**Texte à lire:**
::::
Et ce n’est pas l’arrivée de l’IA générative qui va faire baisser l’activité digitale en entreprise. Impactée à plusieurs niveaux, la fonction RH se saisit de ce sujet majeur. La prochaine université de l’ANDRH qui se tiendra en juin à Montpellier sera d’ailleurs consacrée à ce thème. Pour ses besoins propres, la DRH bénéficiera des apports des grands modèles de langage, qu’il s’agisse de rédiger des offres d’emploi, d’analyser la dynamique du marché de l’emploi ou d’enrichir automatiquement un référentiel de compétences.

La DRH est aussi attendue pour acculturer et former les collaborateurs aux nouveaux outils d’IA. Il s’agit non seulement de s’adapter à la nouvelle donne, mais aussi d’anticiper les besoins de compétences à venir. « L’IA aura une incidence forte sur les métiers et les compétences, prédit Laurent Termignon. Nous ne sommes qu’aux balbutiements d’une véritable révolution. »

Laurent Termignon

Directeur de l’activité Work & Rewards chez WTW

L’époque où il fallait naviguer sur un intranet pour accéder à l’information RH est révolue. L’accès aux données personnelles doit être simple et intuitif. »
::::
(Données de prédiction de boîtes englobantes)
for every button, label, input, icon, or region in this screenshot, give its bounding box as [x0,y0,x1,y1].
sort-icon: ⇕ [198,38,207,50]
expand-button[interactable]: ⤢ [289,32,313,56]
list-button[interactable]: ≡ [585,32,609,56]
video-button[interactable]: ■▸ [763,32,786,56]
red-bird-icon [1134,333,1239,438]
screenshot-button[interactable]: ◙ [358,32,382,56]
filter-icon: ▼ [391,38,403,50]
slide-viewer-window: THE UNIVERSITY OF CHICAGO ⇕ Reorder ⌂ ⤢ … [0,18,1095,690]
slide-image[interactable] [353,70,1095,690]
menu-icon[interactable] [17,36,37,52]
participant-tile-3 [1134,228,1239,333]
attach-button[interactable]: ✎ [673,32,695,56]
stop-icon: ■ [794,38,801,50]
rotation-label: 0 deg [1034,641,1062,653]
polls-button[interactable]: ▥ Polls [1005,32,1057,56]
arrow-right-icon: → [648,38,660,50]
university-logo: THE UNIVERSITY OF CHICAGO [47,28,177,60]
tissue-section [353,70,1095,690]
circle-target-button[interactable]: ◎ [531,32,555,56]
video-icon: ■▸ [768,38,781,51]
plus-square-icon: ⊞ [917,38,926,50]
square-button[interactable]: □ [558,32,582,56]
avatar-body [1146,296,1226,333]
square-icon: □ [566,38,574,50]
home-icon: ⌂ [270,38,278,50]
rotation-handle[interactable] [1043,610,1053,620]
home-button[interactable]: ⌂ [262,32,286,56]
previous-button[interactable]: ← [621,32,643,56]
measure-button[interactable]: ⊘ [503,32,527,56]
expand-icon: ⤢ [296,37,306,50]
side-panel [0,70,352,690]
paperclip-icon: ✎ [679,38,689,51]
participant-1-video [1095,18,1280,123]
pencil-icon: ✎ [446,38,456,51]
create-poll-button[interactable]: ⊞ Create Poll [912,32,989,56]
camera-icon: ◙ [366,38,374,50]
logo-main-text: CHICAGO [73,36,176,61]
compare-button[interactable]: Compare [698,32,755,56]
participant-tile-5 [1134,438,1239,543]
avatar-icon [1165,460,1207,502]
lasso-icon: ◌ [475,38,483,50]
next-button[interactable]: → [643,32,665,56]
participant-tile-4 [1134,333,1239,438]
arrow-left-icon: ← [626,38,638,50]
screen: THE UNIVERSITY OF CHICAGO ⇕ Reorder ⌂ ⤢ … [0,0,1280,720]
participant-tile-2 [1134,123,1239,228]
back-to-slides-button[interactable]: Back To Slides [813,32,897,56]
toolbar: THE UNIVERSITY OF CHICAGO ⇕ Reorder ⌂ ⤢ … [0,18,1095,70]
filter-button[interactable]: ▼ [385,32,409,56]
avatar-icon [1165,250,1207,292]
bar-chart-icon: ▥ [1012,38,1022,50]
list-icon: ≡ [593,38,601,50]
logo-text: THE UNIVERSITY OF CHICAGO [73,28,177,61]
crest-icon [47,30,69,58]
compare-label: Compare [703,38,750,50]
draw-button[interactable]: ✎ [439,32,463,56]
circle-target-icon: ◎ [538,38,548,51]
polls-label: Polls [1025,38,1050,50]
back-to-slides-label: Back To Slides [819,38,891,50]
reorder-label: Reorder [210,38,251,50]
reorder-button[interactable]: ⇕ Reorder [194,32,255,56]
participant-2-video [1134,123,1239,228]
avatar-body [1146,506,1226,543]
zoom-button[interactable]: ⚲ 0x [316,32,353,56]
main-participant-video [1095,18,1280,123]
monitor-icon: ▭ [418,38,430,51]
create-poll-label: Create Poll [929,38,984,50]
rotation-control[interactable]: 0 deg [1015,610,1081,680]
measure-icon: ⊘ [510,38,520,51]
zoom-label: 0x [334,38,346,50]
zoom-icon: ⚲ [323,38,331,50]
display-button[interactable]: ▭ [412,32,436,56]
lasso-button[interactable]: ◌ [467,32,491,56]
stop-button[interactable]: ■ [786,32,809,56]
::::
**Travail demandé:**
**1.** Relevez, dans le texte sur l'IA générative et les RH, les usages des grands modèles de langage que le texte cite pour les besoins propres de la DRH.
**2.** Prolongez le texte sur l'IA générative et les RH à partir de sa dernière phrase.

**Corrigé:**
**1.**
- Rédiger des offres d'emploi
- Analyser la dynamique du marché de l'emploi
- Enrichir automatiquement un référentiel de compétences

**2.**
« Certains métiers sont appelés à décliner, d’autres à se développer, d’autres à émerger, poursuit Laurence Breton-Kueny. Pour anticiper ce besoin en compétences, il faut en amont travailler étroitement avec les métiers. C’est un chantier régulier à mener. » Pour ce travail de projection, la DRH du groupe Afnor conseille de passer au Strategic workforce planning (SWP) qui permet d’aller un cran plus loin que la Gestion prévisionnelle des emplois et des compétences (GPEC), en prenant en compte les enjeux « business ».

« On a peur de ce que l’on ne connaît pas, rappelle Laurence Breton-Kueny. Il ne faut pas diaboliser l’IA, sans pour autant sous-estimer les risques associés. » Au sein de l’Afnor, une charte éthique de l’IA a été élaborée et tous les collaborateurs sont progressivement formés à l’IA en fonction de leur métier et de leurs usages. Les membres du Comex et l’ensemble des managers ont été également sensibilisés au sujet par des experts de la Sorbonne.


Cybercrise : une DRH en première ligne

Laurence Breton-Kueny, DRH et membre du Comex du groupe Afnor

Le 18 février 2021 au matin, l’Afnor se réveille victime d’un rançongiciel et des fichiers commencent à être cryptés. La direction générale prend la décision de couper le système d’information. Dans un témoignage à retrouver sur le site de l’ANDRH, Laurence Breton-Kueny, DRH et membre du Comex du groupe Afnor, explique comment elle s’est retrouvée en première ligne de cette cybercrise, aux côtés de la direction générale et de la DSI.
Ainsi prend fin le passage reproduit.